TASK TO COMPLETE: Set down the full listing exactly as given. Any pictures are to be left out.

<<<<

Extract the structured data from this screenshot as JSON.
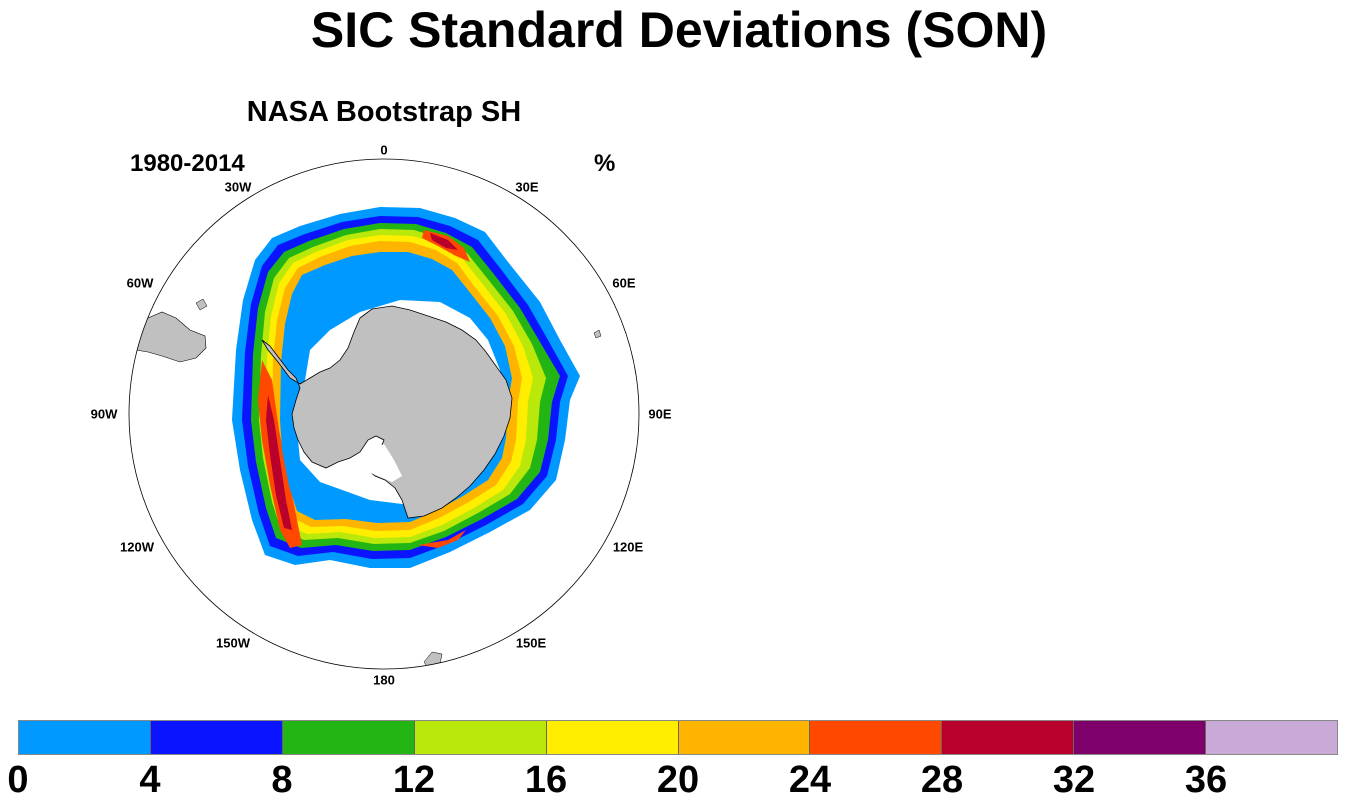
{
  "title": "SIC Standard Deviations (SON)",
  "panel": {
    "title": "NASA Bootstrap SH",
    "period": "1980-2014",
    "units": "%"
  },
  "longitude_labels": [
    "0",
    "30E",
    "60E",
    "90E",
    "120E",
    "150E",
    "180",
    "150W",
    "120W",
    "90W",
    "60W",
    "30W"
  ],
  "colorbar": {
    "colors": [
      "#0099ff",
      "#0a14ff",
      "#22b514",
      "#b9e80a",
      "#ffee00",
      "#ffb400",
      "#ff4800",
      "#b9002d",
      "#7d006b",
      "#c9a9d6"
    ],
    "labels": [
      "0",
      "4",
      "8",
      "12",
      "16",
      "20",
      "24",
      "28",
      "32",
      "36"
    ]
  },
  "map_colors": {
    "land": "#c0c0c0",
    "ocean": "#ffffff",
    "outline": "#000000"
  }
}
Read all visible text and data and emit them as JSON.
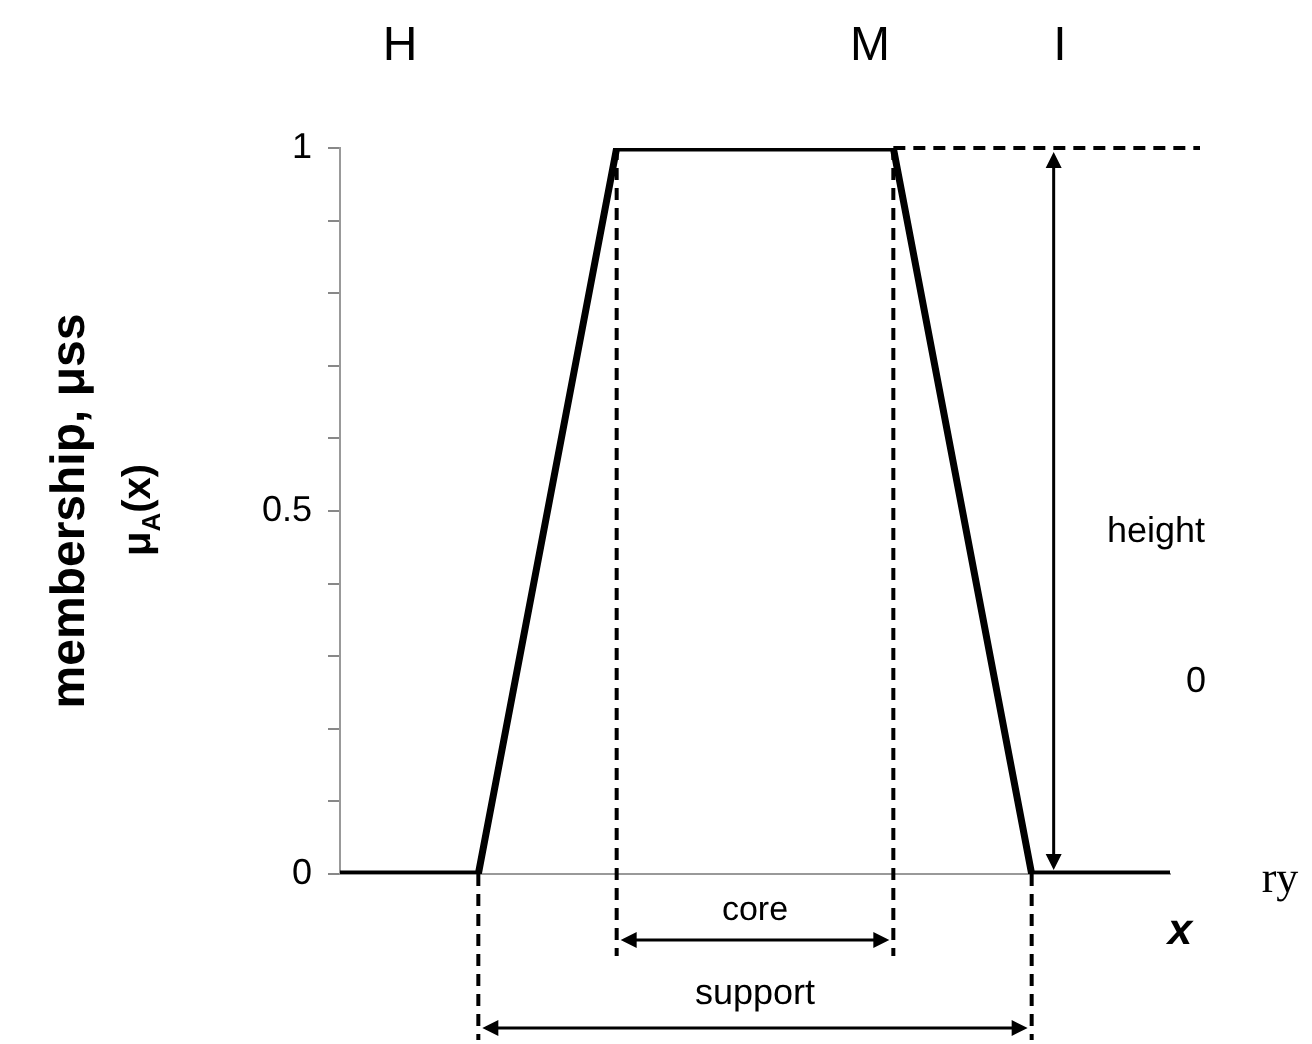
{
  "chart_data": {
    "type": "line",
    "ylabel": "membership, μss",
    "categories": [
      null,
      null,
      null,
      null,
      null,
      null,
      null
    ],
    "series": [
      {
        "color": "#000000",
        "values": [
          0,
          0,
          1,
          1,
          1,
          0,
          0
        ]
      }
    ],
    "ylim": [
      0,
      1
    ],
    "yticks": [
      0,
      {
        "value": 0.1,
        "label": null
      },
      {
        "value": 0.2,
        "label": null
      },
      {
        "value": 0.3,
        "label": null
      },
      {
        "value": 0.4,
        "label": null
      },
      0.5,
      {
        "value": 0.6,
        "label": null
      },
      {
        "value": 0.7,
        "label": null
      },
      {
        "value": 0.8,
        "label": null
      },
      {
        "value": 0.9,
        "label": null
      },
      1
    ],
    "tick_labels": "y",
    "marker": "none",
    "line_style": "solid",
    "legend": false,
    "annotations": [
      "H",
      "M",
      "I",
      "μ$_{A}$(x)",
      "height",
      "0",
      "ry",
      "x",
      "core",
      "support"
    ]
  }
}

>>>>

ANSWER FOR THIS EXERCISE:
Extract the structured data from this screenshot as JSON.
{
  "title": "SIC Standard Deviations (SON)",
  "panel": {
    "title": "NASA Bootstrap SH",
    "period": "1980-2014",
    "units": "%"
  },
  "longitude_labels": [
    "0",
    "30E",
    "60E",
    "90E",
    "120E",
    "150E",
    "180",
    "150W",
    "120W",
    "90W",
    "60W",
    "30W"
  ],
  "colorbar": {
    "colors": [
      "#0099ff",
      "#0a14ff",
      "#22b514",
      "#b9e80a",
      "#ffee00",
      "#ffb400",
      "#ff4800",
      "#b9002d",
      "#7d006b",
      "#c9a9d6"
    ],
    "labels": [
      "0",
      "4",
      "8",
      "12",
      "16",
      "20",
      "24",
      "28",
      "32",
      "36"
    ]
  },
  "map_colors": {
    "land": "#c0c0c0",
    "ocean": "#ffffff",
    "outline": "#000000"
  }
}
Read all visible text and data and emit them as JSON.
{
  "chart_data": {
    "type": "line",
    "ylabel": "membership, μss",
    "categories": [
      null,
      null,
      null,
      null,
      null,
      null,
      null
    ],
    "series": [
      {
        "color": "#000000",
        "values": [
          0,
          0,
          1,
          1,
          1,
          0,
          0
        ]
      }
    ],
    "ylim": [
      0,
      1
    ],
    "yticks": [
      0,
      {
        "value": 0.1,
        "label": null
      },
      {
        "value": 0.2,
        "label": null
      },
      {
        "value": 0.3,
        "label": null
      },
      {
        "value": 0.4,
        "label": null
      },
      0.5,
      {
        "value": 0.6,
        "label": null
      },
      {
        "value": 0.7,
        "label": null
      },
      {
        "value": 0.8,
        "label": null
      },
      {
        "value": 0.9,
        "label": null
      },
      1
    ],
    "tick_labels": "y",
    "marker": "none",
    "line_style": "solid",
    "legend": false,
    "annotations": [
      "H",
      "M",
      "I",
      "μ$_{A}$(x)",
      "height",
      "0",
      "ry",
      "x",
      "core",
      "support"
    ]
  }
}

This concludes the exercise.